-- START --

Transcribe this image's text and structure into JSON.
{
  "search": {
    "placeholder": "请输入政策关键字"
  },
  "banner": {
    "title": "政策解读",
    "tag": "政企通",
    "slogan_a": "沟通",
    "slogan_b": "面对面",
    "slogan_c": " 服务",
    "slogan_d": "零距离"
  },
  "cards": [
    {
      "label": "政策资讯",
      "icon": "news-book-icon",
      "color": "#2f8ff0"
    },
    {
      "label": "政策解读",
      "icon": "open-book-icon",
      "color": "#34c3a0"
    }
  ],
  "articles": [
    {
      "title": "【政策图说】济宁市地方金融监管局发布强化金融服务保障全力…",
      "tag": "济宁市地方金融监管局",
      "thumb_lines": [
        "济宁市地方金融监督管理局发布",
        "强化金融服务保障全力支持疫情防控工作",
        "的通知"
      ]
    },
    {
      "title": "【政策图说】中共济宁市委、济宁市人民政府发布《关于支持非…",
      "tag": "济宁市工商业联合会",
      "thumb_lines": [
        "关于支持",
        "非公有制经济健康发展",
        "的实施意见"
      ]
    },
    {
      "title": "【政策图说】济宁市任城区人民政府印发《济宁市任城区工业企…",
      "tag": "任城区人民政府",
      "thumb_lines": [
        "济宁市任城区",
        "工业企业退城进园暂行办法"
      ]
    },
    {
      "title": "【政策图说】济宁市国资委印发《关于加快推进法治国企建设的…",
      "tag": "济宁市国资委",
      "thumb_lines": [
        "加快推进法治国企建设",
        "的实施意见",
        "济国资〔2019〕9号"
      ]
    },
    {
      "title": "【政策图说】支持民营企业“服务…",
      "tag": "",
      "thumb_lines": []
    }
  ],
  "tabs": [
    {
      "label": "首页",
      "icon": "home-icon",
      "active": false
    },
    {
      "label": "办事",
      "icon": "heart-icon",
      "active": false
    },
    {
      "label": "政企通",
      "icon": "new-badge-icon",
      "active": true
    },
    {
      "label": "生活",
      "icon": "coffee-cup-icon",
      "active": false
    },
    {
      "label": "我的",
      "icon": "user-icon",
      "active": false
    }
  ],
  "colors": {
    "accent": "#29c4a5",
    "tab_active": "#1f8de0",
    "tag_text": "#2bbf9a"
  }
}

-- END --
-- START --

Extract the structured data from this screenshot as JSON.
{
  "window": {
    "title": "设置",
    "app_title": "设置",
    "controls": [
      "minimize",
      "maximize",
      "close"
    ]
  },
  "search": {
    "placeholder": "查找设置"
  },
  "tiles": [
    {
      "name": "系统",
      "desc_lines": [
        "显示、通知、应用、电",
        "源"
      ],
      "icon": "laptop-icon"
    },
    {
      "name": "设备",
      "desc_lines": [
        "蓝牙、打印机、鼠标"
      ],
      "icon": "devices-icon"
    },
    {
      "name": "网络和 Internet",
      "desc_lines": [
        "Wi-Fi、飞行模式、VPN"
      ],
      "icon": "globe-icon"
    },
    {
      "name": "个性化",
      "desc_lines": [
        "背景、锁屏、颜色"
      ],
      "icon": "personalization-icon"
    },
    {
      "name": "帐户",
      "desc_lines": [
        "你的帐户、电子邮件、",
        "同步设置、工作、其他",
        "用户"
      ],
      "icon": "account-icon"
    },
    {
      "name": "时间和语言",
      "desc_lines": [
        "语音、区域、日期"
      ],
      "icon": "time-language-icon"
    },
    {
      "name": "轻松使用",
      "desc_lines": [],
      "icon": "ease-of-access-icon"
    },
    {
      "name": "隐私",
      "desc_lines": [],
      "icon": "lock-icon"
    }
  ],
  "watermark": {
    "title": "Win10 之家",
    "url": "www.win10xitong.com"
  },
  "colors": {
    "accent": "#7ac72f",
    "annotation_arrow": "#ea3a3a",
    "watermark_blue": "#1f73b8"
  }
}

-- END --
-- START --

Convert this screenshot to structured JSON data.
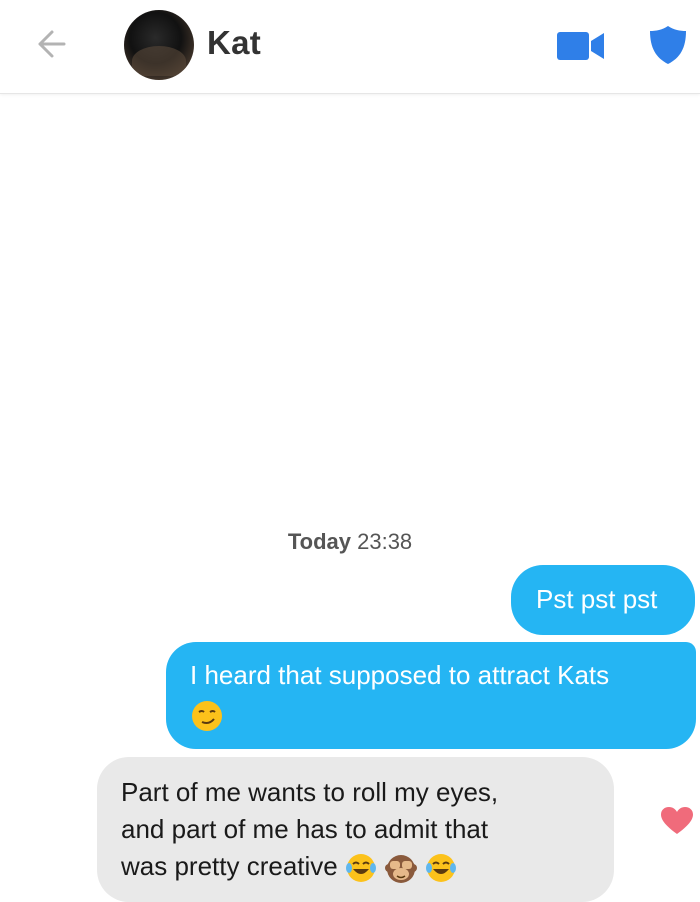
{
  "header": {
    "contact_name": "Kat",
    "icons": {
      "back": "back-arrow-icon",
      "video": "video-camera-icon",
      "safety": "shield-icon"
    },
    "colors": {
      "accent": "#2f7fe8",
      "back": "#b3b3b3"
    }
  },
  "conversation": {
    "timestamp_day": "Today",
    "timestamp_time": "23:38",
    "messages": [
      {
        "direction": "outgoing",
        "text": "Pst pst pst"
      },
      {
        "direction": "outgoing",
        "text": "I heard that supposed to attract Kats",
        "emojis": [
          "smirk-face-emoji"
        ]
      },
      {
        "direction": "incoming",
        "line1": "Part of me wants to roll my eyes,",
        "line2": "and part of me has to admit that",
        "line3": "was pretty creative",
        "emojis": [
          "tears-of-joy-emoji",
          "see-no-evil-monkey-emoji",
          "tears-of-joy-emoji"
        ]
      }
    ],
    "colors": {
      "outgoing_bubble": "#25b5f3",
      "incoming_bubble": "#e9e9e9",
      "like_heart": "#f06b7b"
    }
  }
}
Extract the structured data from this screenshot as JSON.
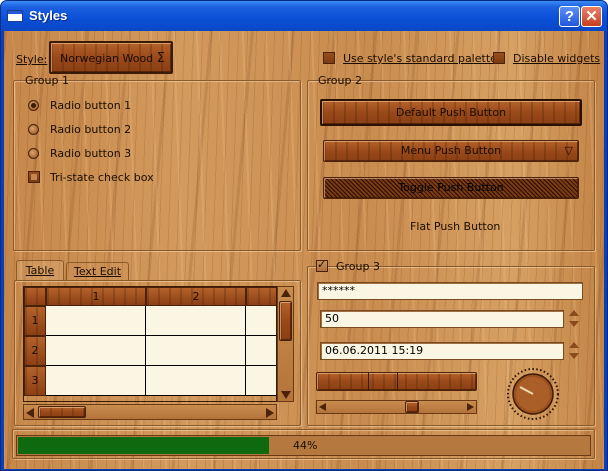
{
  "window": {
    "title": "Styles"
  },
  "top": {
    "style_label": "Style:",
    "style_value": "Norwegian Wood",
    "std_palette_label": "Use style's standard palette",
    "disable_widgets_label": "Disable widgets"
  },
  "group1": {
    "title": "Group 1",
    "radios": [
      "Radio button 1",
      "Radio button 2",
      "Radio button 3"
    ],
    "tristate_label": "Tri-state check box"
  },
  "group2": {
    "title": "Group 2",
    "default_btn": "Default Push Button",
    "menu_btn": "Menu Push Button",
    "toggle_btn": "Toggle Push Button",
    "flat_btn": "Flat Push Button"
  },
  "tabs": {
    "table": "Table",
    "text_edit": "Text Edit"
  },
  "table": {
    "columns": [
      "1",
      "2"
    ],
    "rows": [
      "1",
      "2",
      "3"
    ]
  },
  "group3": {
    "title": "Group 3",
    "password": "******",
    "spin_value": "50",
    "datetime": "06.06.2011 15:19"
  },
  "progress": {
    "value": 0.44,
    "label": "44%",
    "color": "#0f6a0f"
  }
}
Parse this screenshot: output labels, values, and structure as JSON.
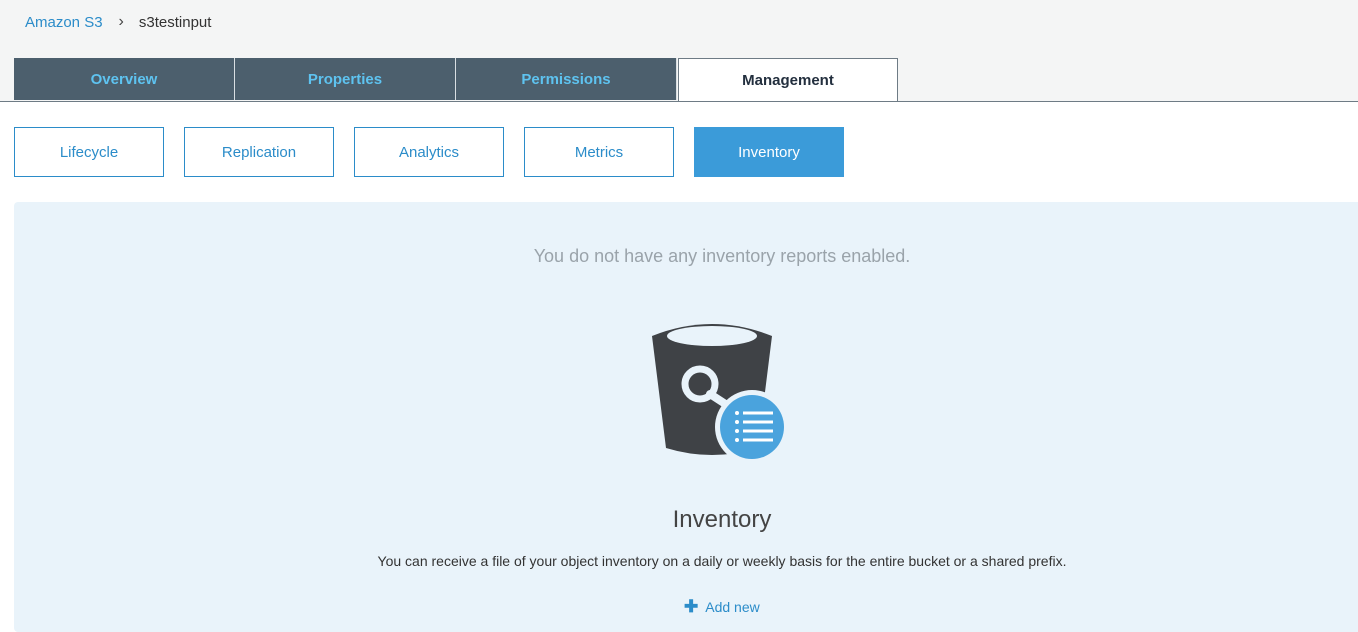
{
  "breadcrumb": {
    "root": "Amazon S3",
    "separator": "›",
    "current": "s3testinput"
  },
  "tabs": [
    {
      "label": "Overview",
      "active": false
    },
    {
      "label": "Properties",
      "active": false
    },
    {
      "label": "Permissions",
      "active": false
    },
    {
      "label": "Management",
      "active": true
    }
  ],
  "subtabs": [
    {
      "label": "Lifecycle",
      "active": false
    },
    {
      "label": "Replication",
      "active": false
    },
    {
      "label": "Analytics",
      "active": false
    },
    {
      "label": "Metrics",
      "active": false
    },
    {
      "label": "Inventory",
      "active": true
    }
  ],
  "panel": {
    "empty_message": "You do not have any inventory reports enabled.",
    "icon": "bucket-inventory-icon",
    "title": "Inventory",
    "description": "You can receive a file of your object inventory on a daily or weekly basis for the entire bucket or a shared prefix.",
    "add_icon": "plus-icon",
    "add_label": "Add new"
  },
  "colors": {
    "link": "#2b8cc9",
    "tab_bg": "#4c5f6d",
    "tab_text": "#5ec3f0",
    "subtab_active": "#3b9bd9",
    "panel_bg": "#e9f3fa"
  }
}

-- END --

*Problem to work on*
How many of the lines above include the string "book"? Reply with the number by itself.

*Right answer*
2